EXERCISE DESCRIPTION:
Make an exact copy of the entries below.

PROVIDED DATA:
----

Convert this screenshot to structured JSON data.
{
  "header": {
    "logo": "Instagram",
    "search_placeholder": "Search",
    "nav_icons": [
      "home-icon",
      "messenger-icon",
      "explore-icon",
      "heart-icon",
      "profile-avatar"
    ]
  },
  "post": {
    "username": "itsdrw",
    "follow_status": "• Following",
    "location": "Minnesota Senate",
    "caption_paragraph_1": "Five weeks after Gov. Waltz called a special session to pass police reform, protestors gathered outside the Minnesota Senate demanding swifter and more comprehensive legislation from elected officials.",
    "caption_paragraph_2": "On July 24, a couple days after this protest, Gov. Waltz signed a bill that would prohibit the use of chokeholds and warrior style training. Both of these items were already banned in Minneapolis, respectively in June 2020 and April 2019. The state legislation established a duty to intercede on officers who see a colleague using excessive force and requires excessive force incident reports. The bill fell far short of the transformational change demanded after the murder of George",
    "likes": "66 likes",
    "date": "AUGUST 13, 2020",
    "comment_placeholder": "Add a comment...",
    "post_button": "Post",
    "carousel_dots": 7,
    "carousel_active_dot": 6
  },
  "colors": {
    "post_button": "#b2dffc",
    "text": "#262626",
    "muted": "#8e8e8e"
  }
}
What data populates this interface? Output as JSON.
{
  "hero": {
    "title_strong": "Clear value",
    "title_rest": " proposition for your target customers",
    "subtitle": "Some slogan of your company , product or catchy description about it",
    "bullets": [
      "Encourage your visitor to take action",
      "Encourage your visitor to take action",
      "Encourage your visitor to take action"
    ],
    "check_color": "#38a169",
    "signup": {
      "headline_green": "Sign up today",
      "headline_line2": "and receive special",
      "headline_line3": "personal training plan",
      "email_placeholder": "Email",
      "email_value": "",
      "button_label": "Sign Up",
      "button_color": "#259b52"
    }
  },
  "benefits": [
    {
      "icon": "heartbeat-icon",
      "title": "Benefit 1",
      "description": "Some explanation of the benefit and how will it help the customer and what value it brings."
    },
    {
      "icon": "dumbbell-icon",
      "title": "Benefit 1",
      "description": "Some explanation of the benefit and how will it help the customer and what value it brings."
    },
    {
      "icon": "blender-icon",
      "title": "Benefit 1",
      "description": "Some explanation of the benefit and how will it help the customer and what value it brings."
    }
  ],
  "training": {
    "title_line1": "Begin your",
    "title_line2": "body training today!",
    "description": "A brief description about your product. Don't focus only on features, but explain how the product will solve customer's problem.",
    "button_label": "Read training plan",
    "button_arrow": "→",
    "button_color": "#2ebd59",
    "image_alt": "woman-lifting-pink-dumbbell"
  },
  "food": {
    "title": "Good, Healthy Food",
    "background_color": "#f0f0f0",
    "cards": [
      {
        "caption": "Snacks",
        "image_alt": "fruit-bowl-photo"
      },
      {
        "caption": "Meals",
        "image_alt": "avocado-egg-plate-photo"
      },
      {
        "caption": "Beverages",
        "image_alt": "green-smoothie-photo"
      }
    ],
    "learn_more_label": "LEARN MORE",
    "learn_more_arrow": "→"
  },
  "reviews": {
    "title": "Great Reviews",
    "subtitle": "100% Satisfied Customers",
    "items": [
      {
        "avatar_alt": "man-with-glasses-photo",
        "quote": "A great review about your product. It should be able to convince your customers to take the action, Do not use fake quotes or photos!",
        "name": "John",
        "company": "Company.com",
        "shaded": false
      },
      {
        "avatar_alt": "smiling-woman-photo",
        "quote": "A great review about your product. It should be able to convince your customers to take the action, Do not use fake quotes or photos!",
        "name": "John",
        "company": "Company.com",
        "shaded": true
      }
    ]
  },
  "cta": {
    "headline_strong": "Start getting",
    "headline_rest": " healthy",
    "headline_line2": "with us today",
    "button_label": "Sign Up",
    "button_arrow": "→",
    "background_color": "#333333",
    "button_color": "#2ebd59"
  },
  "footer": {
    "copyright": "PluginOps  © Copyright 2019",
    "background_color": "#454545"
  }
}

----

CORRECT OUTPUT:
Convert this screenshot to structured JSON data.
{
  "header": {
    "logo": "Instagram",
    "search_placeholder": "Search",
    "nav_icons": [
      "home-icon",
      "messenger-icon",
      "explore-icon",
      "heart-icon",
      "profile-avatar"
    ]
  },
  "post": {
    "username": "itsdrw",
    "follow_status": "• Following",
    "location": "Minnesota Senate",
    "caption_paragraph_1": "Five weeks after Gov. Waltz called a special session to pass police reform, protestors gathered outside the Minnesota Senate demanding swifter and more comprehensive legislation from elected officials.",
    "caption_paragraph_2": "On July 24, a couple days after this protest, Gov. Waltz signed a bill that would prohibit the use of chokeholds and warrior style training. Both of these items were already banned in Minneapolis, respectively in June 2020 and April 2019. The state legislation established a duty to intercede on officers who see a colleague using excessive force and requires excessive force incident reports. The bill fell far short of the transformational change demanded after the murder of George",
    "likes": "66 likes",
    "date": "AUGUST 13, 2020",
    "comment_placeholder": "Add a comment...",
    "post_button": "Post",
    "carousel_dots": 7,
    "carousel_active_dot": 6
  },
  "colors": {
    "post_button": "#b2dffc",
    "text": "#262626",
    "muted": "#8e8e8e"
  }
}
What data populates this interface? Output as JSON.
{
  "hero": {
    "title_strong": "Clear value",
    "title_rest": " proposition for your target customers",
    "subtitle": "Some slogan of your company , product or catchy description about it",
    "bullets": [
      "Encourage your visitor to take action",
      "Encourage your visitor to take action",
      "Encourage your visitor to take action"
    ],
    "check_color": "#38a169",
    "signup": {
      "headline_green": "Sign up today",
      "headline_line2": "and receive special",
      "headline_line3": "personal training plan",
      "email_placeholder": "Email",
      "email_value": "",
      "button_label": "Sign Up",
      "button_color": "#259b52"
    }
  },
  "benefits": [
    {
      "icon": "heartbeat-icon",
      "title": "Benefit 1",
      "description": "Some explanation of the benefit and how will it help the customer and what value it brings."
    },
    {
      "icon": "dumbbell-icon",
      "title": "Benefit 1",
      "description": "Some explanation of the benefit and how will it help the customer and what value it brings."
    },
    {
      "icon": "blender-icon",
      "title": "Benefit 1",
      "description": "Some explanation of the benefit and how will it help the customer and what value it brings."
    }
  ],
  "training": {
    "title_line1": "Begin your",
    "title_line2": "body training today!",
    "description": "A brief description about your product. Don't focus only on features, but explain how the product will solve customer's problem.",
    "button_label": "Read training plan",
    "button_arrow": "→",
    "button_color": "#2ebd59",
    "image_alt": "woman-lifting-pink-dumbbell"
  },
  "food": {
    "title": "Good, Healthy Food",
    "background_color": "#f0f0f0",
    "cards": [
      {
        "caption": "Snacks",
        "image_alt": "fruit-bowl-photo"
      },
      {
        "caption": "Meals",
        "image_alt": "avocado-egg-plate-photo"
      },
      {
        "caption": "Beverages",
        "image_alt": "green-smoothie-photo"
      }
    ],
    "learn_more_label": "LEARN MORE",
    "learn_more_arrow": "→"
  },
  "reviews": {
    "title": "Great Reviews",
    "subtitle": "100% Satisfied Customers",
    "items": [
      {
        "avatar_alt": "man-with-glasses-photo",
        "quote": "A great review about your product. It should be able to convince your customers to take the action, Do not use fake quotes or photos!",
        "name": "John",
        "company": "Company.com",
        "shaded": false
      },
      {
        "avatar_alt": "smiling-woman-photo",
        "quote": "A great review about your product. It should be able to convince your customers to take the action, Do not use fake quotes or photos!",
        "name": "John",
        "company": "Company.com",
        "shaded": true
      }
    ]
  },
  "cta": {
    "headline_strong": "Start getting",
    "headline_rest": " healthy",
    "headline_line2": "with us today",
    "button_label": "Sign Up",
    "button_arrow": "→",
    "background_color": "#333333",
    "button_color": "#2ebd59"
  },
  "footer": {
    "copyright": "PluginOps  © Copyright 2019",
    "background_color": "#454545"
  }
}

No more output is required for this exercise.